* _Exercise objective_
Search the data for the word "llame" and copy every line where it occurs.

* _Source material_
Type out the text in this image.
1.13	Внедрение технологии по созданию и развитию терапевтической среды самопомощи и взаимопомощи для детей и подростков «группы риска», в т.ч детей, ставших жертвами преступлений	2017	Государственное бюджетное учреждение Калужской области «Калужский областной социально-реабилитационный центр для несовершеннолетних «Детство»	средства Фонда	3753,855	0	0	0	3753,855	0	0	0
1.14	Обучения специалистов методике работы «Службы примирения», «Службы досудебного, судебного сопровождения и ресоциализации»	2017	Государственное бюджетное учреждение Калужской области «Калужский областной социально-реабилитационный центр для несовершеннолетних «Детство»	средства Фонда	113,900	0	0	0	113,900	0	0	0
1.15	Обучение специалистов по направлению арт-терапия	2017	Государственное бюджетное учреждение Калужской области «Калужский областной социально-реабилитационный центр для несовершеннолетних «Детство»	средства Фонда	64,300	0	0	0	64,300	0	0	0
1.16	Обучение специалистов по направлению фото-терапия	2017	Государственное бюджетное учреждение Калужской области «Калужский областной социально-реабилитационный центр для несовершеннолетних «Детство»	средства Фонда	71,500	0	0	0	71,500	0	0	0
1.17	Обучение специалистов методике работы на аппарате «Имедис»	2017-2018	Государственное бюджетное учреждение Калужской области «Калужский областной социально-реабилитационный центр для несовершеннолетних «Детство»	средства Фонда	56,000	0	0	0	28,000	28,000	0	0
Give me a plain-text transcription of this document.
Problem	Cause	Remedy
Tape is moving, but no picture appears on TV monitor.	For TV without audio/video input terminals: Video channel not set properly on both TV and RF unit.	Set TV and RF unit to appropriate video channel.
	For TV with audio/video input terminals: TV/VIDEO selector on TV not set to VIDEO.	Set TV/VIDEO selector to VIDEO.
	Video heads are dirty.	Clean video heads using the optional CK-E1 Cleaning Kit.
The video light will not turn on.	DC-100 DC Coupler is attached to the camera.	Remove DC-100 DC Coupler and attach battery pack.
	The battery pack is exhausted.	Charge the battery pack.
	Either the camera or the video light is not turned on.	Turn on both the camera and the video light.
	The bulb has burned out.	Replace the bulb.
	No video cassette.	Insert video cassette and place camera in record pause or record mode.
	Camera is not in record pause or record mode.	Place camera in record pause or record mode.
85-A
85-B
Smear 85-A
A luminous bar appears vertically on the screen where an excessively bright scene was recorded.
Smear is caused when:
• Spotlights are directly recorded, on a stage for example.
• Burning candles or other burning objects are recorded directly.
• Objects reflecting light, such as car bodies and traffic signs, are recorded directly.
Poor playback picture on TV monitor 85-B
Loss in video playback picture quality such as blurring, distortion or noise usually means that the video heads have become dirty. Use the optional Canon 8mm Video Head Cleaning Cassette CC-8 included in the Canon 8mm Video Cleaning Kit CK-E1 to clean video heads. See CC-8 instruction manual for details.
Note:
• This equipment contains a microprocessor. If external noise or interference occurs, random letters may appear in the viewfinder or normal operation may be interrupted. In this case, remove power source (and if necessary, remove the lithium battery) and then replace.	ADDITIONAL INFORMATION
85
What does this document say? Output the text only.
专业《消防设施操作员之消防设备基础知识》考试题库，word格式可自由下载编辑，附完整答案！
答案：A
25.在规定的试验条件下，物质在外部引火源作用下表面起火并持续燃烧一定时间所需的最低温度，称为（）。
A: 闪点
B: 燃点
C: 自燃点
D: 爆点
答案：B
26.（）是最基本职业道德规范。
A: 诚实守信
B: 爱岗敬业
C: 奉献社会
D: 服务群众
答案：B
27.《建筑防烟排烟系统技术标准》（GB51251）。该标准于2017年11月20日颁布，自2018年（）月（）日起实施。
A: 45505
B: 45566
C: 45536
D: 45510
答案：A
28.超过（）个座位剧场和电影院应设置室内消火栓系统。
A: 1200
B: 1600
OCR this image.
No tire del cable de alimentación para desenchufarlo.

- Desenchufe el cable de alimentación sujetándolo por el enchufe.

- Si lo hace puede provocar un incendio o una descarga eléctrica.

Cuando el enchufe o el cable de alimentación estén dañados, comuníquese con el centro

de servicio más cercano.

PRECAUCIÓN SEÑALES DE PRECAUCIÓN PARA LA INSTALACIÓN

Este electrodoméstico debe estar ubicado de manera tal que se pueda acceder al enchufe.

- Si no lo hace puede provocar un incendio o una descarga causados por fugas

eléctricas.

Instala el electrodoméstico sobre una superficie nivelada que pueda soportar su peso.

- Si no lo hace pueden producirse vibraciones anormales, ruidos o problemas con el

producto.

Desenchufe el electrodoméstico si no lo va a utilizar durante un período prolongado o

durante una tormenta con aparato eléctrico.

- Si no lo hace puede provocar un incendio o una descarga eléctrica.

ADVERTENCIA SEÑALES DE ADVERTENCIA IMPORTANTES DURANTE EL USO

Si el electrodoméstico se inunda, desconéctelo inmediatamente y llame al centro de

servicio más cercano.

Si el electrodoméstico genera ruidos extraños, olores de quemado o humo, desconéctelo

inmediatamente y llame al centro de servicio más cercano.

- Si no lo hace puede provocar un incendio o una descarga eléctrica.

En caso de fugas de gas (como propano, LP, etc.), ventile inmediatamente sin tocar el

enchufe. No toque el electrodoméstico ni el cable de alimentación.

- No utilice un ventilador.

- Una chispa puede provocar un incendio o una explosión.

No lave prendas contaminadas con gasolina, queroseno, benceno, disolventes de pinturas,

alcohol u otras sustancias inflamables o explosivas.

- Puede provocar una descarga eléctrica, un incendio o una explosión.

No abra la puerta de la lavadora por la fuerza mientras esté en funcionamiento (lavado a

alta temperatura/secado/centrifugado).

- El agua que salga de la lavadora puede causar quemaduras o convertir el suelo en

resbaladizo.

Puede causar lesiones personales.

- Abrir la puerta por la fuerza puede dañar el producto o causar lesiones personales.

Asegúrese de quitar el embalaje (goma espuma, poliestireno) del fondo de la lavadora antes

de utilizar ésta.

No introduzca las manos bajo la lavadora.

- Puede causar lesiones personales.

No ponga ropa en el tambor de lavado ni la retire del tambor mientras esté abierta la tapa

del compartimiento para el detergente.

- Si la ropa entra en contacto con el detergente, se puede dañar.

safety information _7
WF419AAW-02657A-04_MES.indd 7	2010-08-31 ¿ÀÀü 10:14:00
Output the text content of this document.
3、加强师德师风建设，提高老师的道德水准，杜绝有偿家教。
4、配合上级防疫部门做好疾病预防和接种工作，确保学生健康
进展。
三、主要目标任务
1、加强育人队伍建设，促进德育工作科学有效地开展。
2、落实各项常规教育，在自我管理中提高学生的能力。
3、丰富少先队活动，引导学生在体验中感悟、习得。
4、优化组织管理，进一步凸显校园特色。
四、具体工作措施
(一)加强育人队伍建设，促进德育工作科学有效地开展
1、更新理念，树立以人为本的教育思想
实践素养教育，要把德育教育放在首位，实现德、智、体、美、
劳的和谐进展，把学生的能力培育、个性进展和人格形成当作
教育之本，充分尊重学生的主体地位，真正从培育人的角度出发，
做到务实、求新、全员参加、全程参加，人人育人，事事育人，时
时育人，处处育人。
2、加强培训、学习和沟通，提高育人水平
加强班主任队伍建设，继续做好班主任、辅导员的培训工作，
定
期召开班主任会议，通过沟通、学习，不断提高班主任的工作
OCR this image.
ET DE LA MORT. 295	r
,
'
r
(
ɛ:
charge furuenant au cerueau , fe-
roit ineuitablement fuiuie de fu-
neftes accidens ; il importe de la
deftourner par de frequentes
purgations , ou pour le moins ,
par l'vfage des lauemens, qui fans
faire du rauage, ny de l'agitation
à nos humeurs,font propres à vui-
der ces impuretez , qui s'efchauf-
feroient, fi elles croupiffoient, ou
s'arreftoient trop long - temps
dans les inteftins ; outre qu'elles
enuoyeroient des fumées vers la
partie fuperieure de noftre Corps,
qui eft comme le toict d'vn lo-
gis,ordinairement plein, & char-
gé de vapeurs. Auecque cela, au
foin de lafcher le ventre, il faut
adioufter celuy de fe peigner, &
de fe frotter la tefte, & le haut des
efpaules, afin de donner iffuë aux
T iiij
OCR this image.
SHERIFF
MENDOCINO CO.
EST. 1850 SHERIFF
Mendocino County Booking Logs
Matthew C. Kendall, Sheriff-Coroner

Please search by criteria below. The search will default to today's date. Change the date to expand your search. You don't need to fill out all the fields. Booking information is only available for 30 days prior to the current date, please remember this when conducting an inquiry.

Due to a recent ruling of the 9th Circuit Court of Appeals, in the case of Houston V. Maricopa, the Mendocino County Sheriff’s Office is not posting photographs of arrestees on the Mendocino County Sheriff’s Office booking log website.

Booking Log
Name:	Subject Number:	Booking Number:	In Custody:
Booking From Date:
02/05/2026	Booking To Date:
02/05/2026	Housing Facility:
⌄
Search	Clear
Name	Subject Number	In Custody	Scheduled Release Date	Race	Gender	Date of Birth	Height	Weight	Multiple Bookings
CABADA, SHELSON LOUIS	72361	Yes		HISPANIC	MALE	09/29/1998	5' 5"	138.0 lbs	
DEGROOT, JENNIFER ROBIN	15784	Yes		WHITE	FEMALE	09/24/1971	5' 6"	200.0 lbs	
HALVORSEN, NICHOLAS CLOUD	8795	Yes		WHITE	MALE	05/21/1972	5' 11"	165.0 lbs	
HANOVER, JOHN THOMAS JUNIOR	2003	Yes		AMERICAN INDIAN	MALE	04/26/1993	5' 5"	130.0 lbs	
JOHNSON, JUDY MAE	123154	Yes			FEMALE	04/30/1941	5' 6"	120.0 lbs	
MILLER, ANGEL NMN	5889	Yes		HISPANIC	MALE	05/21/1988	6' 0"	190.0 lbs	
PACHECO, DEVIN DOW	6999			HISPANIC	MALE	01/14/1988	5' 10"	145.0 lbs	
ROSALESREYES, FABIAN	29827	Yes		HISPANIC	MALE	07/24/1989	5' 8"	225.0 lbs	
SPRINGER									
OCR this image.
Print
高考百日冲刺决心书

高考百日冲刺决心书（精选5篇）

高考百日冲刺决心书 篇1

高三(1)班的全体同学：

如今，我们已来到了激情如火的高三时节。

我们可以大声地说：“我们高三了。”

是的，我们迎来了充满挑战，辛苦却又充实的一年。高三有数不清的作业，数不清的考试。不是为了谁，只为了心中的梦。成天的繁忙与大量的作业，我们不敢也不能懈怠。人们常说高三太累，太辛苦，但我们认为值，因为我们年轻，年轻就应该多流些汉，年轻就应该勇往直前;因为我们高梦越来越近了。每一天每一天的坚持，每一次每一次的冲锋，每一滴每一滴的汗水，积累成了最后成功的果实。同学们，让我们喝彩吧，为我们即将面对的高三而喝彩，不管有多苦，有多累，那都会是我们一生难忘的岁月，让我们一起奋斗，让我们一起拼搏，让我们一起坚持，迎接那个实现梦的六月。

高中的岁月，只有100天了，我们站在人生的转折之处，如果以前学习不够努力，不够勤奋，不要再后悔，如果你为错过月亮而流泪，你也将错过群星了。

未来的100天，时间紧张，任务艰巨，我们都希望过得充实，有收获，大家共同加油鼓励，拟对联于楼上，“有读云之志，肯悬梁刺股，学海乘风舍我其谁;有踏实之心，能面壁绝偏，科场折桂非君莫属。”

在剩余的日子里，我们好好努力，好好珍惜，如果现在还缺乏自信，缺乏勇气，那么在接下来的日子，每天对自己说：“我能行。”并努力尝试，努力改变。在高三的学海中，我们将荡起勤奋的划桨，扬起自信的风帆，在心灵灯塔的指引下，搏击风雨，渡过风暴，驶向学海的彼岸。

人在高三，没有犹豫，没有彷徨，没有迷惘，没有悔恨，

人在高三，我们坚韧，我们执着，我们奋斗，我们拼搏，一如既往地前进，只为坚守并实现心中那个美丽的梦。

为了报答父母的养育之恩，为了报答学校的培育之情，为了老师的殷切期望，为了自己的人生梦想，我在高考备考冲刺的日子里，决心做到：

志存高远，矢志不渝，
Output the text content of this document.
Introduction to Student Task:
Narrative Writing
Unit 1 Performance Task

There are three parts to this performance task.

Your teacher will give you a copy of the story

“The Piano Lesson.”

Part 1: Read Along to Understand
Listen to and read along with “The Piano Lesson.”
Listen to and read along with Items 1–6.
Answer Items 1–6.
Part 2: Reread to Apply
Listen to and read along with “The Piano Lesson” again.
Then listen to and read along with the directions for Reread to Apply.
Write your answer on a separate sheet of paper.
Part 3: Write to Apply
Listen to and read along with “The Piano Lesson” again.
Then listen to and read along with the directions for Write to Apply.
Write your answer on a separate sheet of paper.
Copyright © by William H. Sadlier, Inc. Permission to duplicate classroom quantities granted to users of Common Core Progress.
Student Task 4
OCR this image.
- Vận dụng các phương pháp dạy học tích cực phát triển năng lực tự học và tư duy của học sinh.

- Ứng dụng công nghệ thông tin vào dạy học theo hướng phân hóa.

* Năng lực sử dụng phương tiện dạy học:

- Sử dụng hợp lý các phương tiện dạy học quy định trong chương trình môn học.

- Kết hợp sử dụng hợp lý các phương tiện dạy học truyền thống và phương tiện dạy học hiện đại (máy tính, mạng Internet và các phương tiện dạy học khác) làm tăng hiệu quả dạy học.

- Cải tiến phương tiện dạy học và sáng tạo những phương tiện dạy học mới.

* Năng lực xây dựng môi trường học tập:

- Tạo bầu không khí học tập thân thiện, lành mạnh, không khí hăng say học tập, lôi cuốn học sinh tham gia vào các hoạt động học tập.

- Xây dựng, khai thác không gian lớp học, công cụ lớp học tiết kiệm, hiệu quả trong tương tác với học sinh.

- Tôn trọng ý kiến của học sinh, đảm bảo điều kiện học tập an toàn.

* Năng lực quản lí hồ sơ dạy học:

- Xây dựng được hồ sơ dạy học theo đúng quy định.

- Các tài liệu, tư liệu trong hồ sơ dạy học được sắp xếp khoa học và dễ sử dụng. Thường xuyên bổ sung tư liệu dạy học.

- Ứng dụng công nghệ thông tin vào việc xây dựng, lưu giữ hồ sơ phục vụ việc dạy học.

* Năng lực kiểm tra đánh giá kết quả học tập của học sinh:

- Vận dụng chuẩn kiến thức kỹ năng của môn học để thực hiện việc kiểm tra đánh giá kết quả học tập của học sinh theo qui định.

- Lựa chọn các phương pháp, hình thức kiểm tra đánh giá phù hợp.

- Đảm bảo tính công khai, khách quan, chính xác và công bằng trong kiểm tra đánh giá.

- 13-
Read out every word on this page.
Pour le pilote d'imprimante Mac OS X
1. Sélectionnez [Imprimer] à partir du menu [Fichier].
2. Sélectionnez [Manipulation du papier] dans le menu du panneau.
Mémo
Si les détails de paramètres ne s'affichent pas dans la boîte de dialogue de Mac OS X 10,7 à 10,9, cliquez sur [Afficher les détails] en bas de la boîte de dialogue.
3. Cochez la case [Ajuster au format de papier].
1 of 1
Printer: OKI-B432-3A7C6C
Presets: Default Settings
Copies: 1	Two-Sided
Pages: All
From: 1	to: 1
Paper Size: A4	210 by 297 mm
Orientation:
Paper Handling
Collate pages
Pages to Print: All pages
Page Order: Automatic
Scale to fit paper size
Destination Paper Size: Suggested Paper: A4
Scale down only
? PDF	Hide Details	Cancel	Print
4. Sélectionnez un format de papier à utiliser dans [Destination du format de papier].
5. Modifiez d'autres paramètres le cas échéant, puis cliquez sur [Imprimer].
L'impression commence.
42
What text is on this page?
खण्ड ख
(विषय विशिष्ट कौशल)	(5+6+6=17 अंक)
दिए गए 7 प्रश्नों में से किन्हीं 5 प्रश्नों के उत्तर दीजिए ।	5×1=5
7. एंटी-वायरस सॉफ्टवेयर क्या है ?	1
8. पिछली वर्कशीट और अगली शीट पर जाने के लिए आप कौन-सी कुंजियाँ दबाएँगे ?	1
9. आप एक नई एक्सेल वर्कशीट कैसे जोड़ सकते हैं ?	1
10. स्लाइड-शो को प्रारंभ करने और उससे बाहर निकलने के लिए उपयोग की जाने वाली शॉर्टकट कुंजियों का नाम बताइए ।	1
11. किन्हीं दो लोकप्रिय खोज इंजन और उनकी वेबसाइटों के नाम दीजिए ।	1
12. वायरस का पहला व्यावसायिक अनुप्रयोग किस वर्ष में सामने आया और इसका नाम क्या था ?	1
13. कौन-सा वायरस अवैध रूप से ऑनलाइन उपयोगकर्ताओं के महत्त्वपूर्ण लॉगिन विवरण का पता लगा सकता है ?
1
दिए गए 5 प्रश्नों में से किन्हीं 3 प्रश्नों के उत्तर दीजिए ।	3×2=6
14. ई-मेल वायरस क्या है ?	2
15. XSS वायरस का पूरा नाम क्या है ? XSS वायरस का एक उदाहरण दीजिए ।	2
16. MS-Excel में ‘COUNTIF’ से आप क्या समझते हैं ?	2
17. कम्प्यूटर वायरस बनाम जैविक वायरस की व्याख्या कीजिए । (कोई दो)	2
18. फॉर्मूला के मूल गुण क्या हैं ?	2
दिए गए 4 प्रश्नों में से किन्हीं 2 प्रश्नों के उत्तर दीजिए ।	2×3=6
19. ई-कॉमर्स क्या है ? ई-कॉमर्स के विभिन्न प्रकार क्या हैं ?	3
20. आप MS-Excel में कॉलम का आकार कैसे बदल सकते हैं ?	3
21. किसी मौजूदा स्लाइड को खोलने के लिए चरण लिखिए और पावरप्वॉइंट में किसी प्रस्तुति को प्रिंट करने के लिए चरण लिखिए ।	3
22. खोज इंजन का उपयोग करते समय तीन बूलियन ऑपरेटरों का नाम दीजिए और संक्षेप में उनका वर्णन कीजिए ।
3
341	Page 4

* _Finished task_
Si el electrodoméstico se inunda, desconéctelo inmediatamente y llame al centro de
inmediatamente y llame al centro de servicio más cercano.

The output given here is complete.